_SUPPLIED MATERIAL:_
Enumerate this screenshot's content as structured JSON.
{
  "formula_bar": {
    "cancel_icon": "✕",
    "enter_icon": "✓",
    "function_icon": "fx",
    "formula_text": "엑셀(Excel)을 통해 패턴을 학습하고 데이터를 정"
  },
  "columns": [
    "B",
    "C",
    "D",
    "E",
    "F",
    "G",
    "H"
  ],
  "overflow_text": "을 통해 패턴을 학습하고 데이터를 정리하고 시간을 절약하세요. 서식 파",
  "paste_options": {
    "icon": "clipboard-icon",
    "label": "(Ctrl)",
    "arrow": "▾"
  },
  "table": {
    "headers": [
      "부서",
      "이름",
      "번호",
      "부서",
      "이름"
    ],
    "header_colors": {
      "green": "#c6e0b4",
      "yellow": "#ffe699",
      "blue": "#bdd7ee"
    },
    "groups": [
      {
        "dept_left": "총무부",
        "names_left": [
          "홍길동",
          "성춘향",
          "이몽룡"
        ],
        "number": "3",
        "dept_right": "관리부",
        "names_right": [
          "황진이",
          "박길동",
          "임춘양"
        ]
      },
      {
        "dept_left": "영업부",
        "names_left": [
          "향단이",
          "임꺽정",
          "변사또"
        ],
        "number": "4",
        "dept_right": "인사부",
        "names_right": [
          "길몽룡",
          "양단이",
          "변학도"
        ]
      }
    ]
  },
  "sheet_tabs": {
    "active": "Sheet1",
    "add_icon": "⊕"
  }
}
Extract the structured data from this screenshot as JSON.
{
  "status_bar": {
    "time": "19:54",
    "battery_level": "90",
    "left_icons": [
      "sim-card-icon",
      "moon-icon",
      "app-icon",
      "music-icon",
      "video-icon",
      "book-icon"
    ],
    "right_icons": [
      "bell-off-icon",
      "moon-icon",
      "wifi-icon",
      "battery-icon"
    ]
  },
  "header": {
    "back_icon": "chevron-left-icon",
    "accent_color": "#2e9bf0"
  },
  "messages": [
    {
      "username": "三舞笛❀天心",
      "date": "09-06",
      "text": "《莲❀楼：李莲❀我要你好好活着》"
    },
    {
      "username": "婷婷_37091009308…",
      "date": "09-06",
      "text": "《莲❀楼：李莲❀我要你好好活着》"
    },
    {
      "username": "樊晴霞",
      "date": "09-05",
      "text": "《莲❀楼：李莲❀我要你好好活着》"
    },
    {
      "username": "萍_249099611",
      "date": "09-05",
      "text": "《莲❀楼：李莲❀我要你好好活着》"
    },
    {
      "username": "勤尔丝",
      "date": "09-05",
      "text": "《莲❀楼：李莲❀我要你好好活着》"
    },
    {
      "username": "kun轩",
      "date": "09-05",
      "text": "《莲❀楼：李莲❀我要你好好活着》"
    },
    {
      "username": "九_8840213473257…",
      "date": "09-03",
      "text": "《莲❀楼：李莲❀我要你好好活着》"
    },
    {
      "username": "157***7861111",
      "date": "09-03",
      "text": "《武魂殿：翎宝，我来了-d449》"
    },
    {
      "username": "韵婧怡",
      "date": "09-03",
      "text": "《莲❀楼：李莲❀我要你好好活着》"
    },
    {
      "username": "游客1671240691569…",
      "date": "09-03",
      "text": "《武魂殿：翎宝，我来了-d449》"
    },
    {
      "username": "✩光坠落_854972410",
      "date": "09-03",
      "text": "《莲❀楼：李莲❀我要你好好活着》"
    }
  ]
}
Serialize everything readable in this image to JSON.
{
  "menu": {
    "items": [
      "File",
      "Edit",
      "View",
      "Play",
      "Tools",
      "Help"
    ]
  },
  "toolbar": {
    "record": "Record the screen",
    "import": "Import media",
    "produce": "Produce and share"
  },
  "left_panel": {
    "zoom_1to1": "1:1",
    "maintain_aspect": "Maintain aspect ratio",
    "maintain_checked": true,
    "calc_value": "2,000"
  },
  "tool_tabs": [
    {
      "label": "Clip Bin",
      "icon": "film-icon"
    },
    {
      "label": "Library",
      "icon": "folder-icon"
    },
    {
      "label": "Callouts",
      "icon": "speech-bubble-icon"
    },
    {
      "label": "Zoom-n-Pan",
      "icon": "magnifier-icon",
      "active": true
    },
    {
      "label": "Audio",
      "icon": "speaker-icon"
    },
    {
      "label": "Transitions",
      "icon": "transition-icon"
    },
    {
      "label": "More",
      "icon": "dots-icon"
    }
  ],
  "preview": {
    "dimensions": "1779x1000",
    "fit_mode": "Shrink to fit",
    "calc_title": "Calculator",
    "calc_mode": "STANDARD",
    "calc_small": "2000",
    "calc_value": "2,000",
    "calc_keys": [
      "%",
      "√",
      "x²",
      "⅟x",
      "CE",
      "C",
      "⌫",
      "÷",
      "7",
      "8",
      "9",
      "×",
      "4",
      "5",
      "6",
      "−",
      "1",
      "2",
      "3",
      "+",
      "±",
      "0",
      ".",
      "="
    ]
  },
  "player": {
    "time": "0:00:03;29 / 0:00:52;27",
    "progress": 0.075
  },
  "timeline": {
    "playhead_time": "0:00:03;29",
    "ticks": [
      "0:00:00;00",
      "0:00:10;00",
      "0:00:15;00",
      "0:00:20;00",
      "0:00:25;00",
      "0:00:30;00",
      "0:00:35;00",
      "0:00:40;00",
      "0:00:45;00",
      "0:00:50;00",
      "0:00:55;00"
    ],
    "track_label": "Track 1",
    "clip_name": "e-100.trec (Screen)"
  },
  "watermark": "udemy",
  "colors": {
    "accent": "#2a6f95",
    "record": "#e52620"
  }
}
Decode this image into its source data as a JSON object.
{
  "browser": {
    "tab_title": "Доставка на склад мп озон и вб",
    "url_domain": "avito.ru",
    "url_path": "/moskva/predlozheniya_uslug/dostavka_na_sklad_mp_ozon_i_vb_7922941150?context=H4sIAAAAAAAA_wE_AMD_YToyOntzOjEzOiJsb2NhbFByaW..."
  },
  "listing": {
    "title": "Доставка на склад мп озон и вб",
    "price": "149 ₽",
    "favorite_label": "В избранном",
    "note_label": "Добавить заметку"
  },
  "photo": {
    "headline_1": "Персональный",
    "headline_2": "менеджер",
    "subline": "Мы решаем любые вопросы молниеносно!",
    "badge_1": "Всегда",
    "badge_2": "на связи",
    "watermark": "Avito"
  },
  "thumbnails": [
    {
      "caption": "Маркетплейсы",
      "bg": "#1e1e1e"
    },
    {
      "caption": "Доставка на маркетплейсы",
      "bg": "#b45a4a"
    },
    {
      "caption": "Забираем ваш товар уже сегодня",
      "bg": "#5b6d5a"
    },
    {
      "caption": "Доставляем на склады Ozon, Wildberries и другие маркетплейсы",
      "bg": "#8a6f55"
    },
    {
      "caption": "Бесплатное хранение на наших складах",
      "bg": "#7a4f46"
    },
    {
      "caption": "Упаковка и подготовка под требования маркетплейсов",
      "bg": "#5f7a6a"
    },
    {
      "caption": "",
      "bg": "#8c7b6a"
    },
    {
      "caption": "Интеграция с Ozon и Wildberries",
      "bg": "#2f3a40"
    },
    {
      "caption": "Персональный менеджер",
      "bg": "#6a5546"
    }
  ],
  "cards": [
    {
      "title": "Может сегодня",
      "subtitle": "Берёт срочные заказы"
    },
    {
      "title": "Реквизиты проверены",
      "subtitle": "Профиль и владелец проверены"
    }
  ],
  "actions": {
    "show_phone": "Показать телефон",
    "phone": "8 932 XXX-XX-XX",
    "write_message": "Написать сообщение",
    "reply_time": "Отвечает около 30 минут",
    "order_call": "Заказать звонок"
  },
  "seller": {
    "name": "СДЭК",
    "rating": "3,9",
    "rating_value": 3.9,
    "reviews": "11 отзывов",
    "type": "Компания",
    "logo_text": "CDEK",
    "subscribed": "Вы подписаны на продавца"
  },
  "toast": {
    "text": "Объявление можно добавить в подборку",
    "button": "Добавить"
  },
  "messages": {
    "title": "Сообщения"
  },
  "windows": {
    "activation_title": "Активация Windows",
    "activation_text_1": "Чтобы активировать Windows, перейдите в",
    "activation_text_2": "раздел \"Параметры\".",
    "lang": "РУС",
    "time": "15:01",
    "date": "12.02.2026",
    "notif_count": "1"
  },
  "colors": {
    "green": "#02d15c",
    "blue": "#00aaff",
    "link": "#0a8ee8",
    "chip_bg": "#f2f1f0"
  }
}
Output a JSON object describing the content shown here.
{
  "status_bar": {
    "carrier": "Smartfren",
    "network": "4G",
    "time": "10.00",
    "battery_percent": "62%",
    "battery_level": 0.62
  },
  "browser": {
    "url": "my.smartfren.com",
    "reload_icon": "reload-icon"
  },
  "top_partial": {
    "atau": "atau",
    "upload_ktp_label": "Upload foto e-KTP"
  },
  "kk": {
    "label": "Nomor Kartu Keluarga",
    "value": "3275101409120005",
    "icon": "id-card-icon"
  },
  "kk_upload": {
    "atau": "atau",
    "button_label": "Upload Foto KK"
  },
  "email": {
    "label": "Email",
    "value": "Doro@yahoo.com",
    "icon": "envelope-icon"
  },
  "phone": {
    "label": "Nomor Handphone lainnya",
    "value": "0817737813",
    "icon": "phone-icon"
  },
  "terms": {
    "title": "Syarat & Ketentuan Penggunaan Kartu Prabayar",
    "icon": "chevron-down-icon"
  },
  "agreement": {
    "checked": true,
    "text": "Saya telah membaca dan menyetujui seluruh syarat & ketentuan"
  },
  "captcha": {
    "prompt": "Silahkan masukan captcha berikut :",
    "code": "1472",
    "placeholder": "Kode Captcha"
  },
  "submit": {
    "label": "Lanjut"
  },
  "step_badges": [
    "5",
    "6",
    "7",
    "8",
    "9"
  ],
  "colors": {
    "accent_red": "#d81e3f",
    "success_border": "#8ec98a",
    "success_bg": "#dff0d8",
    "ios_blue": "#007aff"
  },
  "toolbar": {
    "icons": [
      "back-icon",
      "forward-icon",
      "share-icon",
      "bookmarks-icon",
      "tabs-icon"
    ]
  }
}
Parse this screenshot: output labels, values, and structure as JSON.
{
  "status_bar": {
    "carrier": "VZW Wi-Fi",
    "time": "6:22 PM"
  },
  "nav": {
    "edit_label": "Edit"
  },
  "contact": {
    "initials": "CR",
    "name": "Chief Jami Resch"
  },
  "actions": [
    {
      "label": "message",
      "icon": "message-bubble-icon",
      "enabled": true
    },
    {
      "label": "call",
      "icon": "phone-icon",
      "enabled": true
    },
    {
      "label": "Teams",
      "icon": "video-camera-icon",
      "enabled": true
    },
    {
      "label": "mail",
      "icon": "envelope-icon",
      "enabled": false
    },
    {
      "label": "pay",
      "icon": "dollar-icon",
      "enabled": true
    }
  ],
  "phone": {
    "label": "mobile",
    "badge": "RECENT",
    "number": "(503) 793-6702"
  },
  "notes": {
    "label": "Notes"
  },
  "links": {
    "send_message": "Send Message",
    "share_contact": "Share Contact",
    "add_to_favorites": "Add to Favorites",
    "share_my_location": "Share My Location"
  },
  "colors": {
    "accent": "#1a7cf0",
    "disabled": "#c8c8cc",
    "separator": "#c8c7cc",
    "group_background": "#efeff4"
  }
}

_GOAL:_
Pull out every line above that holds the word "image".

_SOLUTION FOR THIS TASK:_
Serialize everything readable in this image to JSON.
Decode this image into its source data as a JSON object.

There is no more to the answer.